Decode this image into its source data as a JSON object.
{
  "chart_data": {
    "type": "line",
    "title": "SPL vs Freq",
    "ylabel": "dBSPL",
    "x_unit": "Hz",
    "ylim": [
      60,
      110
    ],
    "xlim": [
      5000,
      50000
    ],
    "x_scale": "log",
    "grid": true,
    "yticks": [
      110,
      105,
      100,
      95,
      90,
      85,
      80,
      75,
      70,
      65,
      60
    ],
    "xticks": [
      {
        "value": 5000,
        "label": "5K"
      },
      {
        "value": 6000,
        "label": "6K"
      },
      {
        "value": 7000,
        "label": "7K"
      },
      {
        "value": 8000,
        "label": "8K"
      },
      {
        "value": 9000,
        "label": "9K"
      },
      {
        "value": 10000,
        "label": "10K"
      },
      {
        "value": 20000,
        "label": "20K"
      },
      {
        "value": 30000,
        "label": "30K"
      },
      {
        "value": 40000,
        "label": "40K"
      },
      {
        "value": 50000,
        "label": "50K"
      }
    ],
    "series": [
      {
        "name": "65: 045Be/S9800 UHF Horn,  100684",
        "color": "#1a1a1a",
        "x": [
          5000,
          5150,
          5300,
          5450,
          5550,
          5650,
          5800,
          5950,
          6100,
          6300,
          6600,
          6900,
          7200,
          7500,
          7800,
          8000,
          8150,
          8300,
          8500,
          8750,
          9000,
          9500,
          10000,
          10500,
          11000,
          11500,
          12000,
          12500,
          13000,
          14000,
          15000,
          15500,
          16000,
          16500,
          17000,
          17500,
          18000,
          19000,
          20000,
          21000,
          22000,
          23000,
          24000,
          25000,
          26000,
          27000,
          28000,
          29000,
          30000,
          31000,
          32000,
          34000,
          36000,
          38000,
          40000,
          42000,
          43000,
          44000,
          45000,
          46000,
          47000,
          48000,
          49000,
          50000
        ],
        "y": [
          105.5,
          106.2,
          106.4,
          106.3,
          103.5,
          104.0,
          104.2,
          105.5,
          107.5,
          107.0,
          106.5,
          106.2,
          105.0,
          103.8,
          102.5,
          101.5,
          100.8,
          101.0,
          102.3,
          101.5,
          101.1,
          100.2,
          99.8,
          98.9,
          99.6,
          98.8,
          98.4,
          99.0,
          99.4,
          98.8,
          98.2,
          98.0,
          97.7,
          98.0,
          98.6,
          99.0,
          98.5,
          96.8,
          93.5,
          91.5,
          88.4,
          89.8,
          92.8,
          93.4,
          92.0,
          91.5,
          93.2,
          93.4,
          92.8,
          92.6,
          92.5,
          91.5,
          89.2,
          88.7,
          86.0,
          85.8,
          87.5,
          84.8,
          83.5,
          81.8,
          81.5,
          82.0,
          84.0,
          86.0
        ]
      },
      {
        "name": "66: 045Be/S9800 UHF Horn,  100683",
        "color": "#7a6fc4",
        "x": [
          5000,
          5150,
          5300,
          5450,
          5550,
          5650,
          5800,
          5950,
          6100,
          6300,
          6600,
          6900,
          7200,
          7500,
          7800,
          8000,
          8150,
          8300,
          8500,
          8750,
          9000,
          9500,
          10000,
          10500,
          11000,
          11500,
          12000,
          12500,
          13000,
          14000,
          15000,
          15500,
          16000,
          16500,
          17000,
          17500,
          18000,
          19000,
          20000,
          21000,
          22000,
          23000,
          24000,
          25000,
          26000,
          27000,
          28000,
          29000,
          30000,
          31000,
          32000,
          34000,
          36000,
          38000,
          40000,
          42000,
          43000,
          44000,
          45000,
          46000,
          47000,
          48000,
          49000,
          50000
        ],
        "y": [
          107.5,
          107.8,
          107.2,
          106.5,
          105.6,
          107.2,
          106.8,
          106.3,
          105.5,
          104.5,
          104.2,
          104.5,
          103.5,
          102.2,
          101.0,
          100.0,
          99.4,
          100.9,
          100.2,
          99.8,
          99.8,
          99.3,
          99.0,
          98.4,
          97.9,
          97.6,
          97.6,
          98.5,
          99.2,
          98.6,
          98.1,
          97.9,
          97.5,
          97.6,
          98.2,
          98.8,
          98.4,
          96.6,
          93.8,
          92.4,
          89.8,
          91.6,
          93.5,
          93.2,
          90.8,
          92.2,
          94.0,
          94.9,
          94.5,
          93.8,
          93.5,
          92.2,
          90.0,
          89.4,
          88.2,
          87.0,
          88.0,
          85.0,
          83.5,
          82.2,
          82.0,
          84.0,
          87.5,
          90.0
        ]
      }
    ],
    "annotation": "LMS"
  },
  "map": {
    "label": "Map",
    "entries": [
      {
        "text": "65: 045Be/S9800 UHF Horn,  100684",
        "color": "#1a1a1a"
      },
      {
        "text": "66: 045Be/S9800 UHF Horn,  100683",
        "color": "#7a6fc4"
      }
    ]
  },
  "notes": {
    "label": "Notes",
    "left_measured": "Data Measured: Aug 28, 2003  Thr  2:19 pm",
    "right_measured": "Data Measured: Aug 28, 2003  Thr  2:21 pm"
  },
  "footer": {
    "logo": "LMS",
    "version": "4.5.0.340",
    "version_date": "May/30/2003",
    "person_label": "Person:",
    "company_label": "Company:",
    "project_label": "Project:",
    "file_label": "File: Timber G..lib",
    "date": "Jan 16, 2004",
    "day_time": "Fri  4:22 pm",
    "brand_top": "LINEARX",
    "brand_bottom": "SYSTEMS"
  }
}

### What to work on
Reproduce the full listing above, character for character.

### Response to this exercise
Decode this image into its source data as a JSON object.
{
  "chart_data": {
    "type": "line",
    "title": "SPL vs Freq",
    "ylabel": "dBSPL",
    "x_unit": "Hz",
    "ylim": [
      60,
      110
    ],
    "xlim": [
      5000,
      50000
    ],
    "x_scale": "log",
    "grid": true,
    "yticks": [
      110,
      105,
      100,
      95,
      90,
      85,
      80,
      75,
      70,
      65,
      60
    ],
    "xticks": [
      {
        "value": 5000,
        "label": "5K"
      },
      {
        "value": 6000,
        "label": "6K"
      },
      {
        "value": 7000,
        "label": "7K"
      },
      {
        "value": 8000,
        "label": "8K"
      },
      {
        "value": 9000,
        "label": "9K"
      },
      {
        "value": 10000,
        "label": "10K"
      },
      {
        "value": 20000,
        "label": "20K"
      },
      {
        "value": 30000,
        "label": "30K"
      },
      {
        "value": 40000,
        "label": "40K"
      },
      {
        "value": 50000,
        "label": "50K"
      }
    ],
    "series": [
      {
        "name": "65: 045Be/S9800 UHF Horn,  100684",
        "color": "#1a1a1a",
        "x": [
          5000,
          5150,
          5300,
          5450,
          5550,
          5650,
          5800,
          5950,
          6100,
          6300,
          6600,
          6900,
          7200,
          7500,
          7800,
          8000,
          8150,
          8300,
          8500,
          8750,
          9000,
          9500,
          10000,
          10500,
          11000,
          11500,
          12000,
          12500,
          13000,
          14000,
          15000,
          15500,
          16000,
          16500,
          17000,
          17500,
          18000,
          19000,
          20000,
          21000,
          22000,
          23000,
          24000,
          25000,
          26000,
          27000,
          28000,
          29000,
          30000,
          31000,
          32000,
          34000,
          36000,
          38000,
          40000,
          42000,
          43000,
          44000,
          45000,
          46000,
          47000,
          48000,
          49000,
          50000
        ],
        "y": [
          105.5,
          106.2,
          106.4,
          106.3,
          103.5,
          104.0,
          104.2,
          105.5,
          107.5,
          107.0,
          106.5,
          106.2,
          105.0,
          103.8,
          102.5,
          101.5,
          100.8,
          101.0,
          102.3,
          101.5,
          101.1,
          100.2,
          99.8,
          98.9,
          99.6,
          98.8,
          98.4,
          99.0,
          99.4,
          98.8,
          98.2,
          98.0,
          97.7,
          98.0,
          98.6,
          99.0,
          98.5,
          96.8,
          93.5,
          91.5,
          88.4,
          89.8,
          92.8,
          93.4,
          92.0,
          91.5,
          93.2,
          93.4,
          92.8,
          92.6,
          92.5,
          91.5,
          89.2,
          88.7,
          86.0,
          85.8,
          87.5,
          84.8,
          83.5,
          81.8,
          81.5,
          82.0,
          84.0,
          86.0
        ]
      },
      {
        "name": "66: 045Be/S9800 UHF Horn,  100683",
        "color": "#7a6fc4",
        "x": [
          5000,
          5150,
          5300,
          5450,
          5550,
          5650,
          5800,
          5950,
          6100,
          6300,
          6600,
          6900,
          7200,
          7500,
          7800,
          8000,
          8150,
          8300,
          8500,
          8750,
          9000,
          9500,
          10000,
          10500,
          11000,
          11500,
          12000,
          12500,
          13000,
          14000,
          15000,
          15500,
          16000,
          16500,
          17000,
          17500,
          18000,
          19000,
          20000,
          21000,
          22000,
          23000,
          24000,
          25000,
          26000,
          27000,
          28000,
          29000,
          30000,
          31000,
          32000,
          34000,
          36000,
          38000,
          40000,
          42000,
          43000,
          44000,
          45000,
          46000,
          47000,
          48000,
          49000,
          50000
        ],
        "y": [
          107.5,
          107.8,
          107.2,
          106.5,
          105.6,
          107.2,
          106.8,
          106.3,
          105.5,
          104.5,
          104.2,
          104.5,
          103.5,
          102.2,
          101.0,
          100.0,
          99.4,
          100.9,
          100.2,
          99.8,
          99.8,
          99.3,
          99.0,
          98.4,
          97.9,
          97.6,
          97.6,
          98.5,
          99.2,
          98.6,
          98.1,
          97.9,
          97.5,
          97.6,
          98.2,
          98.8,
          98.4,
          96.6,
          93.8,
          92.4,
          89.8,
          91.6,
          93.5,
          93.2,
          90.8,
          92.2,
          94.0,
          94.9,
          94.5,
          93.8,
          93.5,
          92.2,
          90.0,
          89.4,
          88.2,
          87.0,
          88.0,
          85.0,
          83.5,
          82.2,
          82.0,
          84.0,
          87.5,
          90.0
        ]
      }
    ],
    "annotation": "LMS"
  },
  "map": {
    "label": "Map",
    "entries": [
      {
        "text": "65: 045Be/S9800 UHF Horn,  100684",
        "color": "#1a1a1a"
      },
      {
        "text": "66: 045Be/S9800 UHF Horn,  100683",
        "color": "#7a6fc4"
      }
    ]
  },
  "notes": {
    "label": "Notes",
    "left_measured": "Data Measured: Aug 28, 2003  Thr  2:19 pm",
    "right_measured": "Data Measured: Aug 28, 2003  Thr  2:21 pm"
  },
  "footer": {
    "logo": "LMS",
    "version": "4.5.0.340",
    "version_date": "May/30/2003",
    "person_label": "Person:",
    "company_label": "Company:",
    "project_label": "Project:",
    "file_label": "File: Timber G..lib",
    "date": "Jan 16, 2004",
    "day_time": "Fri  4:22 pm",
    "brand_top": "LINEARX",
    "brand_bottom": "SYSTEMS"
  }
}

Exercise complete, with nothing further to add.